From the entries below, copy out every line with "median" in it.

· · ·

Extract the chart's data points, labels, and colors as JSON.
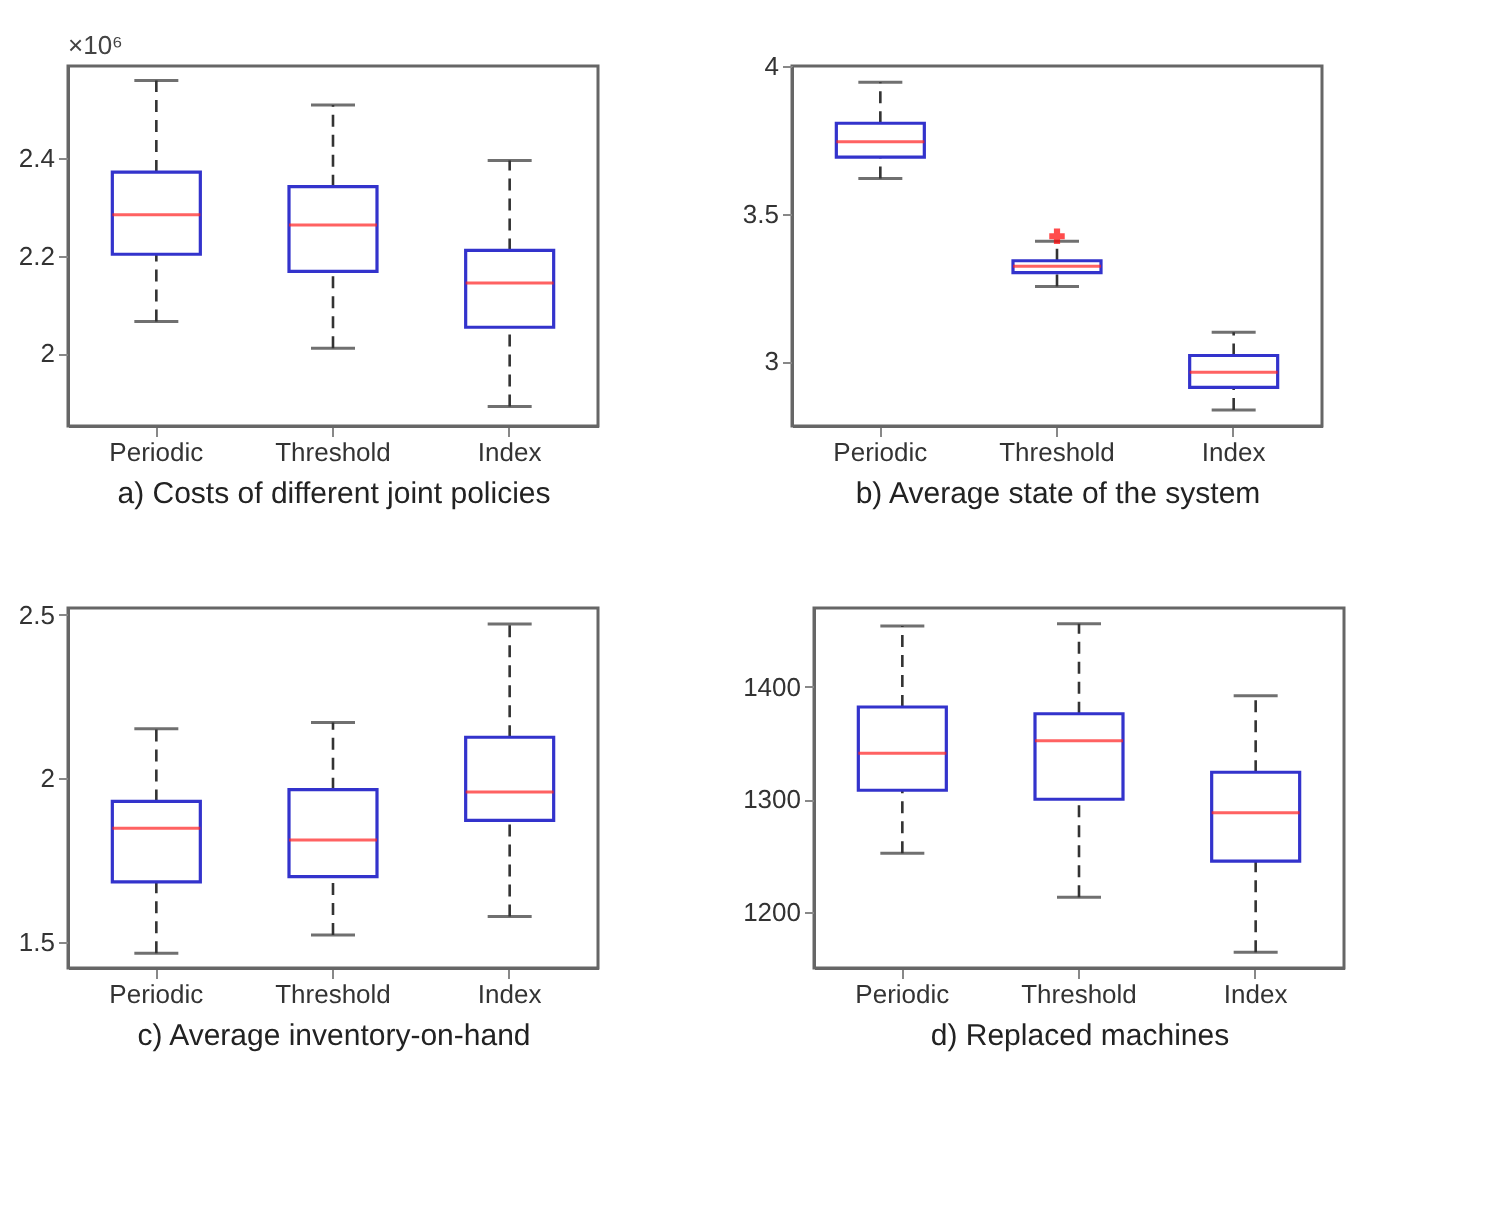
{
  "chart_data": [
    {
      "type": "box",
      "xlabel": "a) Costs of different joint policies",
      "annotations": [
        "×10⁶"
      ],
      "categories": [
        "Periodic",
        "Threshold",
        "Index"
      ],
      "ylim": [
        1.85,
        2.59
      ],
      "yticks": [
        2,
        2.2,
        2.4
      ],
      "series": [
        {
          "color": "#3333cc",
          "boxes": [
            {
              "low": 2.065,
              "q1": 2.203,
              "median": 2.284,
              "q3": 2.372,
              "high": 2.56
            },
            {
              "low": 2.01,
              "q1": 2.168,
              "median": 2.263,
              "q3": 2.342,
              "high": 2.51
            },
            {
              "low": 1.89,
              "q1": 2.053,
              "median": 2.144,
              "q3": 2.211,
              "high": 2.396
            }
          ]
        }
      ]
    },
    {
      "type": "box",
      "xlabel": "b) Average state of the system",
      "categories": [
        "Periodic",
        "Threshold",
        "Index"
      ],
      "ylim": [
        2.78,
        4
      ],
      "yticks": [
        3,
        3.5,
        4
      ],
      "series": [
        {
          "color": "#3333cc",
          "boxes": [
            {
              "low": 3.619,
              "q1": 3.691,
              "median": 3.743,
              "q3": 3.806,
              "high": 3.945
            },
            {
              "low": 3.253,
              "q1": 3.3,
              "median": 3.321,
              "q3": 3.34,
              "high": 3.406,
              "outliers": [
                3.423
              ]
            },
            {
              "low": 2.834,
              "q1": 2.911,
              "median": 2.962,
              "q3": 3.019,
              "high": 3.098
            }
          ]
        }
      ]
    },
    {
      "type": "box",
      "xlabel": "c) Average inventory-on-hand",
      "categories": [
        "Periodic",
        "Threshold",
        "Index"
      ],
      "ylim": [
        1.42,
        2.52
      ],
      "yticks": [
        1.5,
        2,
        2.5
      ],
      "series": [
        {
          "color": "#3333cc",
          "boxes": [
            {
              "low": 1.465,
              "q1": 1.683,
              "median": 1.847,
              "q3": 1.929,
              "high": 2.151
            },
            {
              "low": 1.521,
              "q1": 1.699,
              "median": 1.811,
              "q3": 1.965,
              "high": 2.17
            },
            {
              "low": 1.577,
              "q1": 1.871,
              "median": 1.958,
              "q3": 2.125,
              "high": 2.471
            }
          ]
        }
      ]
    },
    {
      "type": "box",
      "xlabel": "d) Replaced machines",
      "categories": [
        "Periodic",
        "Threshold",
        "Index"
      ],
      "ylim": [
        1150,
        1470
      ],
      "yticks": [
        1200,
        1300,
        1400
      ],
      "series": [
        {
          "color": "#3333cc",
          "boxes": [
            {
              "low": 1252,
              "q1": 1308,
              "median": 1341,
              "q3": 1382,
              "high": 1454
            },
            {
              "low": 1213,
              "q1": 1300,
              "median": 1352,
              "q3": 1376,
              "high": 1456
            },
            {
              "low": 1164,
              "q1": 1245,
              "median": 1288,
              "q3": 1324,
              "high": 1392
            }
          ]
        }
      ]
    }
  ]
}
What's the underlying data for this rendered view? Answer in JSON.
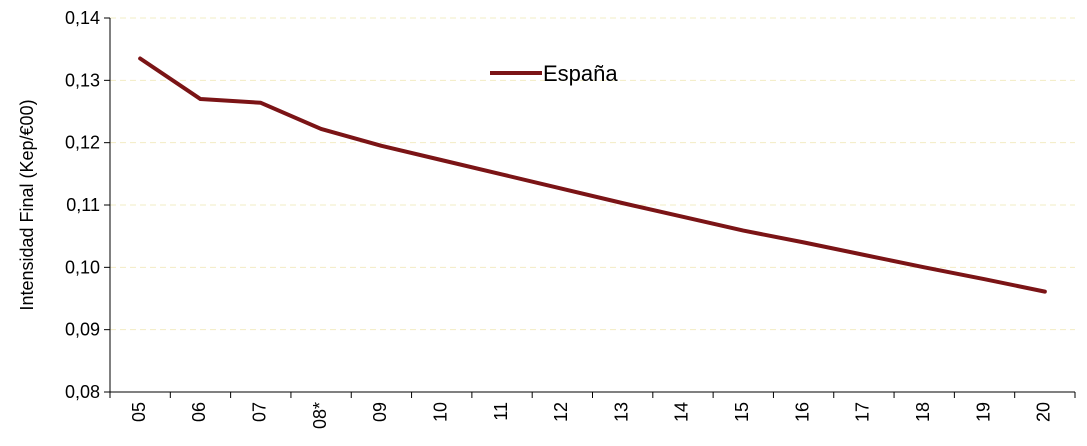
{
  "chart_data": {
    "type": "line",
    "title": "",
    "xlabel": "",
    "ylabel": "Intensidad Final (Kep/€00)",
    "categories": [
      "05",
      "06",
      "07",
      "08*",
      "09",
      "10",
      "11",
      "12",
      "13",
      "14",
      "15",
      "16",
      "17",
      "18",
      "19",
      "20"
    ],
    "series": [
      {
        "name": "España",
        "color": "#7b1416",
        "values": [
          0.1335,
          0.127,
          0.1264,
          0.1222,
          0.1195,
          0.1172,
          0.1149,
          0.1126,
          0.1103,
          0.1081,
          0.1059,
          0.104,
          0.102,
          0.1,
          0.0981,
          0.0961
        ]
      }
    ],
    "ylim": [
      0.08,
      0.14
    ],
    "yticks": [
      0.08,
      0.09,
      0.1,
      0.11,
      0.12,
      0.13,
      0.14
    ],
    "ytick_labels": [
      "0,08",
      "0,09",
      "0,10",
      "0,11",
      "0,12",
      "0,13",
      "0,14"
    ],
    "grid": true,
    "grid_color": "#f2ecc4",
    "legend_position": "top-center"
  }
}
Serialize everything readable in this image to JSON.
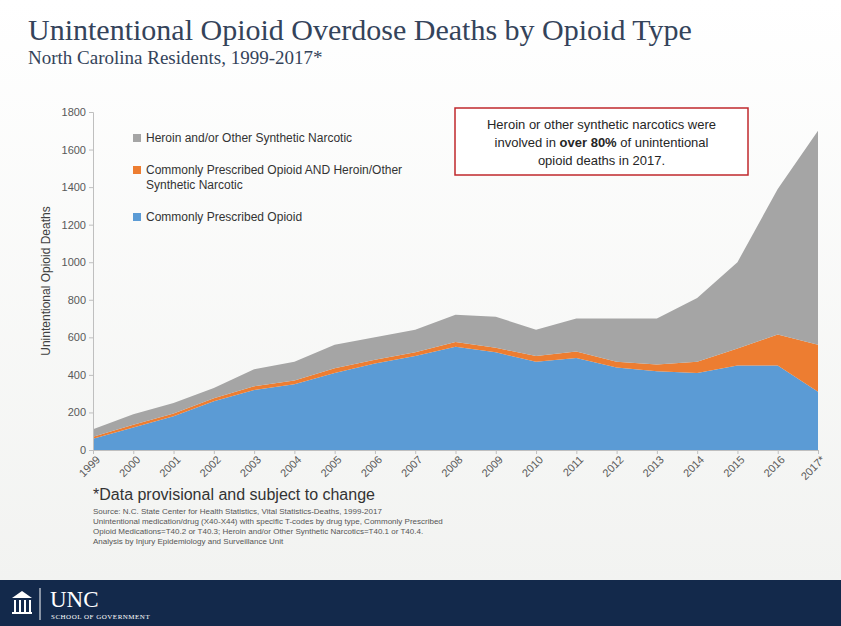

· · ·

▶ **Exercise solution**:
              "median": 2.284,
              "median": 2.263,
              "median": 2.144,
              "median": 3.743,
              "median": 3.321,
              "median": 2.962,
              "median": 1.847,
              "median": 1.811,
              "median": 1.958,
              "median": 1341,
              "median": 1352,
              "median": 1288,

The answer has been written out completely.